What the task requires
Restate the data word for word and leave the images out.

Records provided
────

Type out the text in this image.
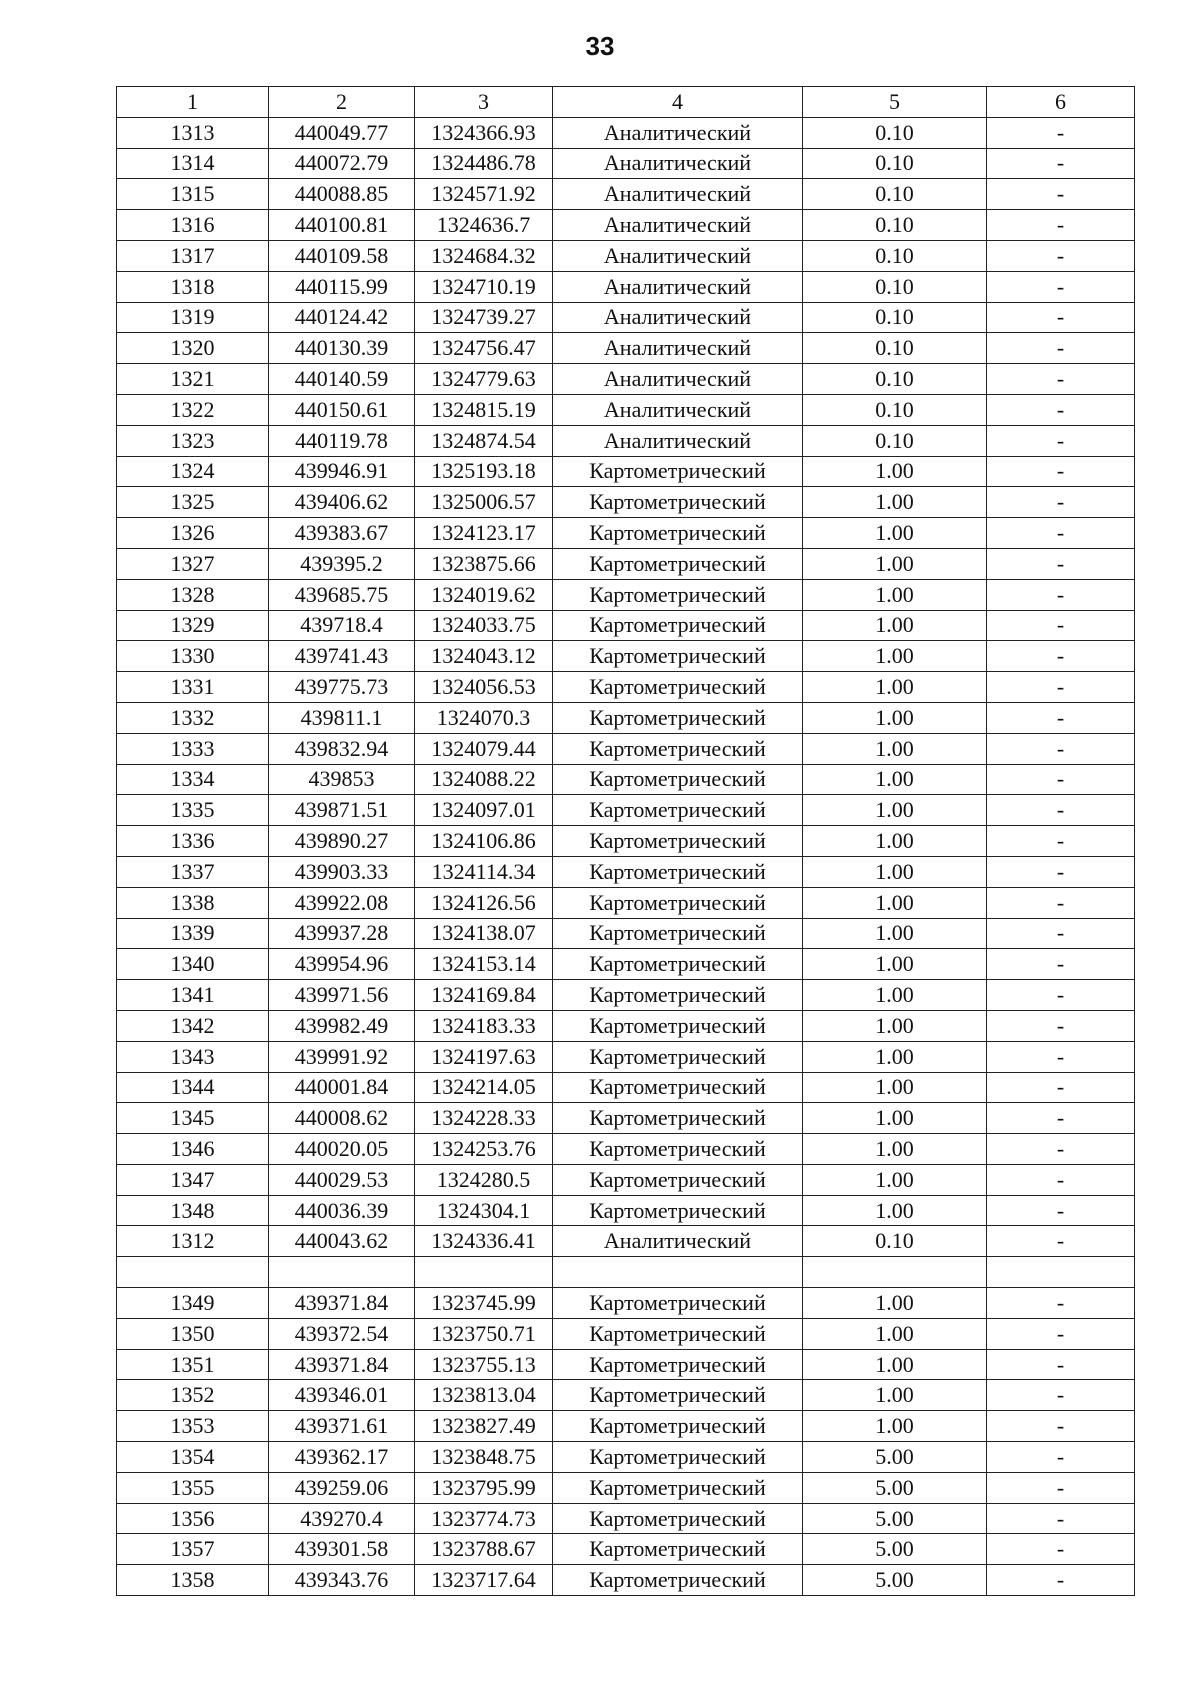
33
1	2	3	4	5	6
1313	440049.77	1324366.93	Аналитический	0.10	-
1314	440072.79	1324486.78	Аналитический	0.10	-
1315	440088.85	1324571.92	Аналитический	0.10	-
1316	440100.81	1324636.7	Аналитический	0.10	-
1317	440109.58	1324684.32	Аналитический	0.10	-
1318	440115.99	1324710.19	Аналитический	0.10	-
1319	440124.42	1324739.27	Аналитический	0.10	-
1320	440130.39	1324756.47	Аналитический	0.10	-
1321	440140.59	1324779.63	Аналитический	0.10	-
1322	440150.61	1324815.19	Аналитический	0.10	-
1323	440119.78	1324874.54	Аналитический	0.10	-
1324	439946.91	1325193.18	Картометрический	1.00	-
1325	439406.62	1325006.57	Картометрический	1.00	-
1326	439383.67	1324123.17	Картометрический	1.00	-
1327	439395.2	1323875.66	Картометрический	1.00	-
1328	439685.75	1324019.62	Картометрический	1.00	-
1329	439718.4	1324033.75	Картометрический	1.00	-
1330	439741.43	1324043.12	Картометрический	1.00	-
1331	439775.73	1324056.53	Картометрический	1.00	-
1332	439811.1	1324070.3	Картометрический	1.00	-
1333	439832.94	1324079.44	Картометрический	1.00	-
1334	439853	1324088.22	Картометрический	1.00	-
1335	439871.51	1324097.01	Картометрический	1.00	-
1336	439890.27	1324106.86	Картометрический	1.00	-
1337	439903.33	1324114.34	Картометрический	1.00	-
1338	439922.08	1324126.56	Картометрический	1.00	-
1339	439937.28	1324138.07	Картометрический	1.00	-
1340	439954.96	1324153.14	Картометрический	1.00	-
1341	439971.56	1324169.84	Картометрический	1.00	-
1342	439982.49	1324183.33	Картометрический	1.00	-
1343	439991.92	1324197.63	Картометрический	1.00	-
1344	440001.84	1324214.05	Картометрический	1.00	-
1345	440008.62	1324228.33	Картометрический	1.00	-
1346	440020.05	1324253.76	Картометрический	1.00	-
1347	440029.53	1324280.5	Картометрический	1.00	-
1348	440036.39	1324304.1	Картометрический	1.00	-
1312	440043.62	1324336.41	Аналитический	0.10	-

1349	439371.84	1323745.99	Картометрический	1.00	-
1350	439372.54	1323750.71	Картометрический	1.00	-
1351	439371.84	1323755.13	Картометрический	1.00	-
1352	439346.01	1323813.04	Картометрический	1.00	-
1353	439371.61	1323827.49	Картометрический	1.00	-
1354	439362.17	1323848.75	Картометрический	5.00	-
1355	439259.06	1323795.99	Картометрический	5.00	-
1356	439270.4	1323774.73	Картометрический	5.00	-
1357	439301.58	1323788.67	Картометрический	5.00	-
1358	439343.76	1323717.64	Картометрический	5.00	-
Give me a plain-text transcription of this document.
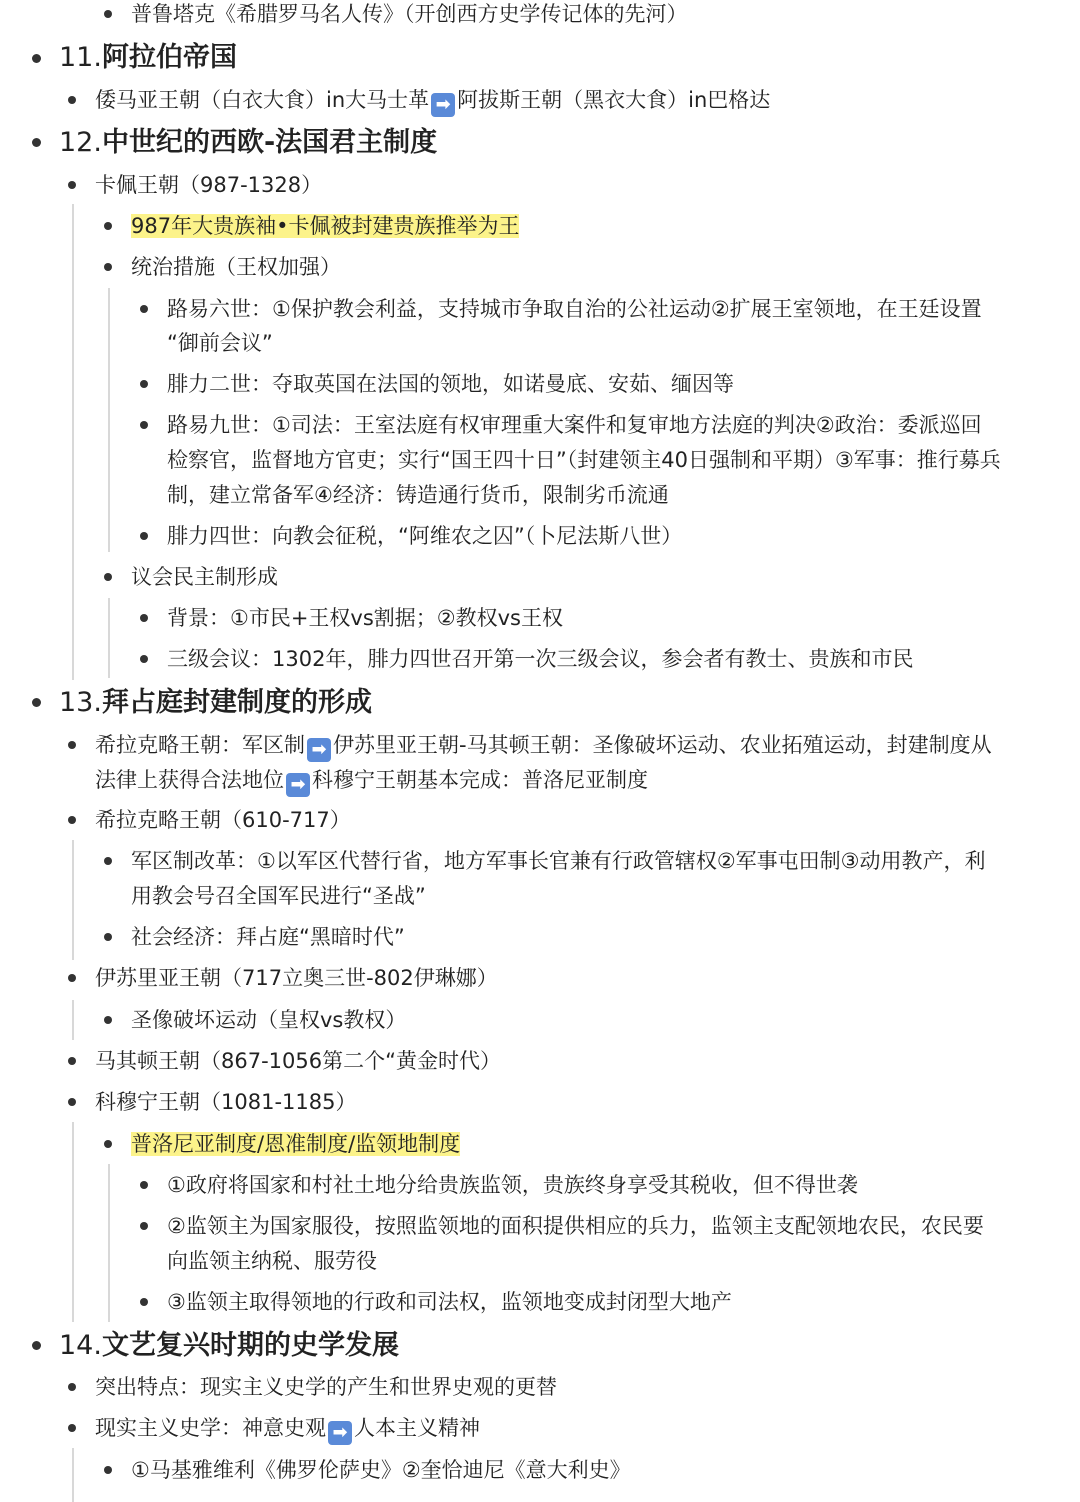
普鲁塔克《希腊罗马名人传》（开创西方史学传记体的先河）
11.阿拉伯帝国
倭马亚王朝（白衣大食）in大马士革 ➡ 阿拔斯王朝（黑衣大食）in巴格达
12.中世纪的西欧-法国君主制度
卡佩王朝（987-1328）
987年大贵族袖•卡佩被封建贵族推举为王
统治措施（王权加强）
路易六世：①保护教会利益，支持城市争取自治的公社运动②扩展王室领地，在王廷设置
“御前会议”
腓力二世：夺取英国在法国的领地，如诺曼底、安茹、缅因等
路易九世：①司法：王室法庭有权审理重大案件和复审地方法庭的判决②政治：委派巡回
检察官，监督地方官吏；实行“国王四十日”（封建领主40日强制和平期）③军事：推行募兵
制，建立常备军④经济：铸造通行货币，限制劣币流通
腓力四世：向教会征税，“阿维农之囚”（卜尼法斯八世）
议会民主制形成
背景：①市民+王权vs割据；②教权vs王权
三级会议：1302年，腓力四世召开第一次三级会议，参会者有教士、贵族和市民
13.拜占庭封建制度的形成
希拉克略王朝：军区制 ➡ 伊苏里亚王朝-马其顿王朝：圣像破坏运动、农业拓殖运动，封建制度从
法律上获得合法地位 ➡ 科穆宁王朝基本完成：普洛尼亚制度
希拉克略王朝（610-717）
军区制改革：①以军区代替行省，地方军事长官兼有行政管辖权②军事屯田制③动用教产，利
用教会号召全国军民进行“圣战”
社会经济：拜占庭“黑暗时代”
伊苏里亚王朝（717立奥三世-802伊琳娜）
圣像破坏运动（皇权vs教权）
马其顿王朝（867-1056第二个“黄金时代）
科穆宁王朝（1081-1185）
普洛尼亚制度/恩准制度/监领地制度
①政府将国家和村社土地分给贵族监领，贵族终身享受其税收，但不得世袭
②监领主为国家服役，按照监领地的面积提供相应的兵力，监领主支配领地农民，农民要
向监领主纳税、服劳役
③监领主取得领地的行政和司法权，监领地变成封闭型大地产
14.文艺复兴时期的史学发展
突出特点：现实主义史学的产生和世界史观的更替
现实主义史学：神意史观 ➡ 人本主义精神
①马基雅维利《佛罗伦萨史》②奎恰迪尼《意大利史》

────

Answer to the exercise
Type out the text in this image.
33
1	2	3	4	5	6
1313	440049.77	1324366.93	Аналитический	0.10	-
1314	440072.79	1324486.78	Аналитический	0.10	-
1315	440088.85	1324571.92	Аналитический	0.10	-
1316	440100.81	1324636.7	Аналитический	0.10	-
1317	440109.58	1324684.32	Аналитический	0.10	-
1318	440115.99	1324710.19	Аналитический	0.10	-
1319	440124.42	1324739.27	Аналитический	0.10	-
1320	440130.39	1324756.47	Аналитический	0.10	-
1321	440140.59	1324779.63	Аналитический	0.10	-
1322	440150.61	1324815.19	Аналитический	0.10	-
1323	440119.78	1324874.54	Аналитический	0.10	-
1324	439946.91	1325193.18	Картометрический	1.00	-
1325	439406.62	1325006.57	Картометрический	1.00	-
1326	439383.67	1324123.17	Картометрический	1.00	-
1327	439395.2	1323875.66	Картометрический	1.00	-
1328	439685.75	1324019.62	Картометрический	1.00	-
1329	439718.4	1324033.75	Картометрический	1.00	-
1330	439741.43	1324043.12	Картометрический	1.00	-
1331	439775.73	1324056.53	Картометрический	1.00	-
1332	439811.1	1324070.3	Картометрический	1.00	-
1333	439832.94	1324079.44	Картометрический	1.00	-
1334	439853	1324088.22	Картометрический	1.00	-
1335	439871.51	1324097.01	Картометрический	1.00	-
1336	439890.27	1324106.86	Картометрический	1.00	-
1337	439903.33	1324114.34	Картометрический	1.00	-
1338	439922.08	1324126.56	Картометрический	1.00	-
1339	439937.28	1324138.07	Картометрический	1.00	-
1340	439954.96	1324153.14	Картометрический	1.00	-
1341	439971.56	1324169.84	Картометрический	1.00	-
1342	439982.49	1324183.33	Картометрический	1.00	-
1343	439991.92	1324197.63	Картометрический	1.00	-
1344	440001.84	1324214.05	Картометрический	1.00	-
1345	440008.62	1324228.33	Картометрический	1.00	-
1346	440020.05	1324253.76	Картометрический	1.00	-
1347	440029.53	1324280.5	Картометрический	1.00	-
1348	440036.39	1324304.1	Картометрический	1.00	-
1312	440043.62	1324336.41	Аналитический	0.10	-

1349	439371.84	1323745.99	Картометрический	1.00	-
1350	439372.54	1323750.71	Картометрический	1.00	-
1351	439371.84	1323755.13	Картометрический	1.00	-
1352	439346.01	1323813.04	Картометрический	1.00	-
1353	439371.61	1323827.49	Картометрический	1.00	-
1354	439362.17	1323848.75	Картометрический	5.00	-
1355	439259.06	1323795.99	Картометрический	5.00	-
1356	439270.4	1323774.73	Картометрический	5.00	-
1357	439301.58	1323788.67	Картометрический	5.00	-
1358	439343.76	1323717.64	Картометрический	5.00	-
Give me a plain-text transcription of this document.
普鲁塔克《希腊罗马名人传》（开创西方史学传记体的先河）
11.阿拉伯帝国
倭马亚王朝（白衣大食）in大马士革 ➡ 阿拔斯王朝（黑衣大食）in巴格达
12.中世纪的西欧-法国君主制度
卡佩王朝（987-1328）
987年大贵族袖•卡佩被封建贵族推举为王
统治措施（王权加强）
路易六世：①保护教会利益，支持城市争取自治的公社运动②扩展王室领地，在王廷设置
“御前会议”
腓力二世：夺取英国在法国的领地，如诺曼底、安茹、缅因等
路易九世：①司法：王室法庭有权审理重大案件和复审地方法庭的判决②政治：委派巡回
检察官，监督地方官吏；实行“国王四十日”（封建领主40日强制和平期）③军事：推行募兵
制，建立常备军④经济：铸造通行货币，限制劣币流通
腓力四世：向教会征税，“阿维农之囚”（卜尼法斯八世）
议会民主制形成
背景：①市民+王权vs割据；②教权vs王权
三级会议：1302年，腓力四世召开第一次三级会议，参会者有教士、贵族和市民
13.拜占庭封建制度的形成
希拉克略王朝：军区制 ➡ 伊苏里亚王朝-马其顿王朝：圣像破坏运动、农业拓殖运动，封建制度从
法律上获得合法地位 ➡ 科穆宁王朝基本完成：普洛尼亚制度
希拉克略王朝（610-717）
军区制改革：①以军区代替行省，地方军事长官兼有行政管辖权②军事屯田制③动用教产，利
用教会号召全国军民进行“圣战”
社会经济：拜占庭“黑暗时代”
伊苏里亚王朝（717立奥三世-802伊琳娜）
圣像破坏运动（皇权vs教权）
马其顿王朝（867-1056第二个“黄金时代）
科穆宁王朝（1081-1185）
普洛尼亚制度/恩准制度/监领地制度
①政府将国家和村社土地分给贵族监领，贵族终身享受其税收，但不得世袭
②监领主为国家服役，按照监领地的面积提供相应的兵力，监领主支配领地农民，农民要
向监领主纳税、服劳役
③监领主取得领地的行政和司法权，监领地变成封闭型大地产
14.文艺复兴时期的史学发展
突出特点：现实主义史学的产生和世界史观的更替
现实主义史学：神意史观 ➡ 人本主义精神
①马基雅维利《佛罗伦萨史》②奎恰迪尼《意大利史》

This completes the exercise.